WHAT TO DO: Reproduce the material below word for word, keeping every line, number and character unchanged.

--- AVAILABLE RECORDS ---

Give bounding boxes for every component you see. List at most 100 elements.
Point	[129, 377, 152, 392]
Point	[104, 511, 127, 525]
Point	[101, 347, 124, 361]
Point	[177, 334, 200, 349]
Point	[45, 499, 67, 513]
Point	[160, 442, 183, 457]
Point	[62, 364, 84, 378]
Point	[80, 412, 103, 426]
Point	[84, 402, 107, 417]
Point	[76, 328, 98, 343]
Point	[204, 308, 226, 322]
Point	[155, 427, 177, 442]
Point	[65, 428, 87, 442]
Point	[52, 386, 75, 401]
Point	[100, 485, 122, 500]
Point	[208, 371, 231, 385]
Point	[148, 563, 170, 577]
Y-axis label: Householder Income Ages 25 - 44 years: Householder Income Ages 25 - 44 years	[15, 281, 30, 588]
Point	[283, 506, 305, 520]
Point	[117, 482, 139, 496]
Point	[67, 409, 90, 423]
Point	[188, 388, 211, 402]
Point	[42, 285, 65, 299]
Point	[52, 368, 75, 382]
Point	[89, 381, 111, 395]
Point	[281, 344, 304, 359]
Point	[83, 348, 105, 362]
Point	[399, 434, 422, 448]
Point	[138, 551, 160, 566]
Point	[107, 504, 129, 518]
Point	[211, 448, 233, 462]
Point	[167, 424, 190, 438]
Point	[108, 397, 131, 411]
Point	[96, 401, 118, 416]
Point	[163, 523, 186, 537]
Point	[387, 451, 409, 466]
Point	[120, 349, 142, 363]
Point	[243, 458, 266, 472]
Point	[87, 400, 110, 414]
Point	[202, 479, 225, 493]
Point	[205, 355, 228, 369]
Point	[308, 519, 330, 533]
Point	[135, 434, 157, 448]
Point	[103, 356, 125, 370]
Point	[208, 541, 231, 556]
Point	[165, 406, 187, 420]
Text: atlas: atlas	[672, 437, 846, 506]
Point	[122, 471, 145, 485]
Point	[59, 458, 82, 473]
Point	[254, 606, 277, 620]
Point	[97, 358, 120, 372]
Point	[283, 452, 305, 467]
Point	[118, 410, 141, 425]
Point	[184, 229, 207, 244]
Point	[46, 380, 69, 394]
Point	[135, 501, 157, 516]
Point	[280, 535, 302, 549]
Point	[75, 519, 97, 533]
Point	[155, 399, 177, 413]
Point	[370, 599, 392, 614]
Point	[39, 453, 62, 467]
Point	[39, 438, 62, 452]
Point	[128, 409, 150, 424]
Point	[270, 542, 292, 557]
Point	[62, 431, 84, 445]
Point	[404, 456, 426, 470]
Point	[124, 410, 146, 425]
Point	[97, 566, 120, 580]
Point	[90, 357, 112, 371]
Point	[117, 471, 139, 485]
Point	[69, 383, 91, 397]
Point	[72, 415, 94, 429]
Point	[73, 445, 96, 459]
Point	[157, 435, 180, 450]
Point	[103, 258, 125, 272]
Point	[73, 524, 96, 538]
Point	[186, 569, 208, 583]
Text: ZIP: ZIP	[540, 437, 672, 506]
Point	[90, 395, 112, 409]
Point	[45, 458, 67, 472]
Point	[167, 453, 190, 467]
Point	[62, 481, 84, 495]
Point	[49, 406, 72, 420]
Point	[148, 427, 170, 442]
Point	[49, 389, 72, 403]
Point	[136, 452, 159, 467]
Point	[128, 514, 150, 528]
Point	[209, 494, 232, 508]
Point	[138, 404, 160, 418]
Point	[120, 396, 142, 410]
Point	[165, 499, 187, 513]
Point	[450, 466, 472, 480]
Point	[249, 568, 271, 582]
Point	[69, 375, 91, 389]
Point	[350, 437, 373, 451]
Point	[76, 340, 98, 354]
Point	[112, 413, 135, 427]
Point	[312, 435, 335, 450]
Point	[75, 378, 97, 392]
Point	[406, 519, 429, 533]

---

ANSWER TO THIS EXERCISE:
Give bounding boxes for every component you see. List at most 100 elements.
Point	[129, 377, 152, 392]
Point	[104, 511, 127, 525]
Point	[101, 347, 124, 361]
Point	[177, 334, 200, 349]
Point	[45, 499, 67, 513]
Point	[160, 442, 183, 457]
Point	[62, 364, 84, 378]
Point	[80, 412, 103, 426]
Point	[84, 402, 107, 417]
Point	[76, 328, 98, 343]
Point	[204, 308, 226, 322]
Point	[155, 427, 177, 442]
Point	[65, 428, 87, 442]
Point	[52, 386, 75, 401]
Point	[100, 485, 122, 500]
Point	[208, 371, 231, 385]
Point	[148, 563, 170, 577]
Y-axis label: Householder Income Ages 25 - 44 years: Householder Income Ages 25 - 44 years	[15, 281, 30, 588]
Point	[283, 506, 305, 520]
Point	[117, 482, 139, 496]
Point	[67, 409, 90, 423]
Point	[188, 388, 211, 402]
Point	[42, 285, 65, 299]
Point	[52, 368, 75, 382]
Point	[89, 381, 111, 395]
Point	[281, 344, 304, 359]
Point	[83, 348, 105, 362]
Point	[399, 434, 422, 448]
Point	[138, 551, 160, 566]
Point	[107, 504, 129, 518]
Point	[211, 448, 233, 462]
Point	[167, 424, 190, 438]
Point	[108, 397, 131, 411]
Point	[96, 401, 118, 416]
Point	[163, 523, 186, 537]
Point	[387, 451, 409, 466]
Point	[120, 349, 142, 363]
Point	[243, 458, 266, 472]
Point	[87, 400, 110, 414]
Point	[202, 479, 225, 493]
Point	[205, 355, 228, 369]
Point	[308, 519, 330, 533]
Point	[135, 434, 157, 448]
Point	[103, 356, 125, 370]
Point	[208, 541, 231, 556]
Point	[165, 406, 187, 420]
Text: atlas: atlas	[672, 437, 846, 506]
Point	[122, 471, 145, 485]
Point	[59, 458, 82, 473]
Point	[254, 606, 277, 620]
Point	[97, 358, 120, 372]
Point	[283, 452, 305, 467]
Point	[118, 410, 141, 425]
Point	[184, 229, 207, 244]
Point	[46, 380, 69, 394]
Point	[135, 501, 157, 516]
Point	[280, 535, 302, 549]
Point	[75, 519, 97, 533]
Point	[155, 399, 177, 413]
Point	[370, 599, 392, 614]
Point	[39, 453, 62, 467]
Point	[39, 438, 62, 452]
Point	[128, 409, 150, 424]
Point	[270, 542, 292, 557]
Point	[62, 431, 84, 445]
Point	[404, 456, 426, 470]
Point	[124, 410, 146, 425]
Point	[97, 566, 120, 580]
Point	[90, 357, 112, 371]
Point	[117, 471, 139, 485]
Point	[69, 383, 91, 397]
Point	[72, 415, 94, 429]
Point	[73, 445, 96, 459]
Point	[157, 435, 180, 450]
Point	[103, 258, 125, 272]
Point	[73, 524, 96, 538]
Point	[186, 569, 208, 583]
Text: ZIP: ZIP	[540, 437, 672, 506]
Point	[90, 395, 112, 409]
Point	[45, 458, 67, 472]
Point	[167, 453, 190, 467]
Point	[62, 481, 84, 495]
Point	[49, 406, 72, 420]
Point	[148, 427, 170, 442]
Point	[49, 389, 72, 403]
Point	[136, 452, 159, 467]
Point	[128, 514, 150, 528]
Point	[209, 494, 232, 508]
Point	[138, 404, 160, 418]
Point	[120, 396, 142, 410]
Point	[165, 499, 187, 513]
Point	[450, 466, 472, 480]
Point	[249, 568, 271, 582]
Point	[69, 375, 91, 389]
Point	[350, 437, 373, 451]
Point	[76, 340, 98, 354]
Point	[112, 413, 135, 427]
Point	[312, 435, 335, 450]
Point	[75, 378, 97, 392]
Point	[406, 519, 429, 533]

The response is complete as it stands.